> Your goal:
Write out all the entries word for word and omit any pictures.

[Entries taken from a collection]
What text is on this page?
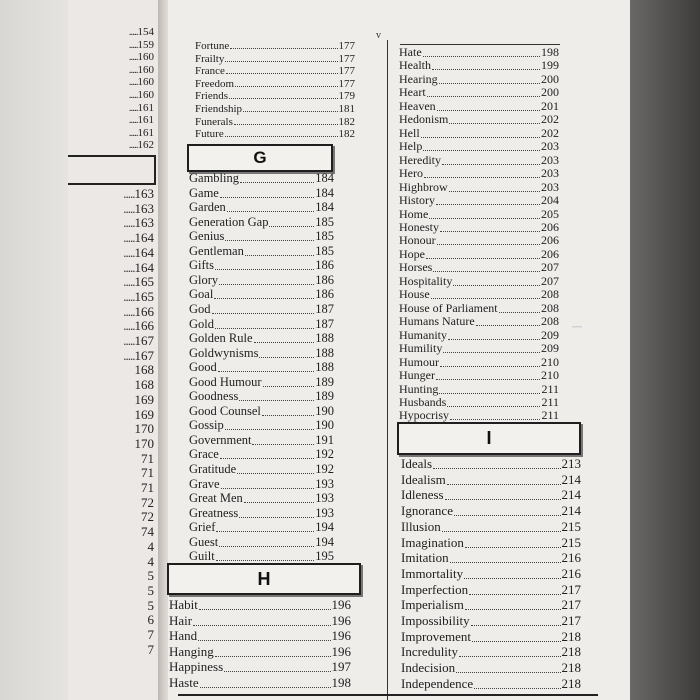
.....154
.....159
.....160
.....160
.....160
.....160
.....161
.....161
.....161
.....162
.....163
.....163
.....163
.....164
.....164
.....164
.....165
.....165
.....166
.....166
.....167
.....167
168
168
169
169
170
170
71
71
71
72
72
74
4
4
5
5
5
6
7
7
v
G
H
I
~~
Fortune	177
Frailty	177
France	177
Freedom	177
Friends	179
Friendship	181
Funerals	182
Future	182
Gambling	184
Game	184
Garden	184
Generation Gap	185
Genius	185
Gentleman	185
Gifts	186
Glory	186
Goal	186
God	187
Gold	187
Golden Rule	188
Goldwynisms	188
Good	188
Good Humour	189
Goodness	189
Good Counsel	190
Gossip	190
Government	191
Grace	192
Gratitude	192
Grave	193
Great Men	193
Greatness	193
Grief	194
Guest	194
Guilt	195
Habit	196
Hair	196
Hand	196
Hanging	196
Happiness	197
Haste	198
Hate	198
Health	199
Hearing	200
Heart	200
Heaven	201
Hedonism	202
Hell	202
Help	203
Heredity	203
Hero	203
Highbrow	203
History	204
Home	205
Honesty	206
Honour	206
Hope	206
Horses	207
Hospitality	207
House	208
House of Parliament	208
Humans Nature	208
Humanity	209
Humility	209
Humour	210
Hunger	210
Hunting	211
Husbands	211
Hypocrisy	211
Ideals	213
Idealism	214
Idleness	214
Ignorance	214
Illusion	215
Imagination	215
Imitation	216
Immortality	216
Imperfection	217
Imperialism	217
Impossibility	217
Improvement	218
Incredulity	218
Indecision	218
Independence	218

> Task result:
What text is on this page?
.....154
.....159
.....160
.....160
.....160
.....160
.....161
.....161
.....161
.....162
.....163
.....163
.....163
.....164
.....164
.....164
.....165
.....165
.....166
.....166
.....167
.....167
168
168
169
169
170
170
71
71
71
72
72
74
4
4
5
5
5
6
7
7
v
G
H
I
~~
Fortune	177
Frailty	177
France	177
Freedom	177
Friends	179
Friendship	181
Funerals	182
Future	182
Gambling	184
Game	184
Garden	184
Generation Gap	185
Genius	185
Gentleman	185
Gifts	186
Glory	186
Goal	186
God	187
Gold	187
Golden Rule	188
Goldwynisms	188
Good	188
Good Humour	189
Goodness	189
Good Counsel	190
Gossip	190
Government	191
Grace	192
Gratitude	192
Grave	193
Great Men	193
Greatness	193
Grief	194
Guest	194
Guilt	195
Habit	196
Hair	196
Hand	196
Hanging	196
Happiness	197
Haste	198
Hate	198
Health	199
Hearing	200
Heart	200
Heaven	201
Hedonism	202
Hell	202
Help	203
Heredity	203
Hero	203
Highbrow	203
History	204
Home	205
Honesty	206
Honour	206
Hope	206
Horses	207
Hospitality	207
House	208
House of Parliament	208
Humans Nature	208
Humanity	209
Humility	209
Humour	210
Hunger	210
Hunting	211
Husbands	211
Hypocrisy	211
Ideals	213
Idealism	214
Idleness	214
Ignorance	214
Illusion	215
Imagination	215
Imitation	216
Immortality	216
Imperfection	217
Imperialism	217
Impossibility	217
Improvement	218
Incredulity	218
Indecision	218
Independence	218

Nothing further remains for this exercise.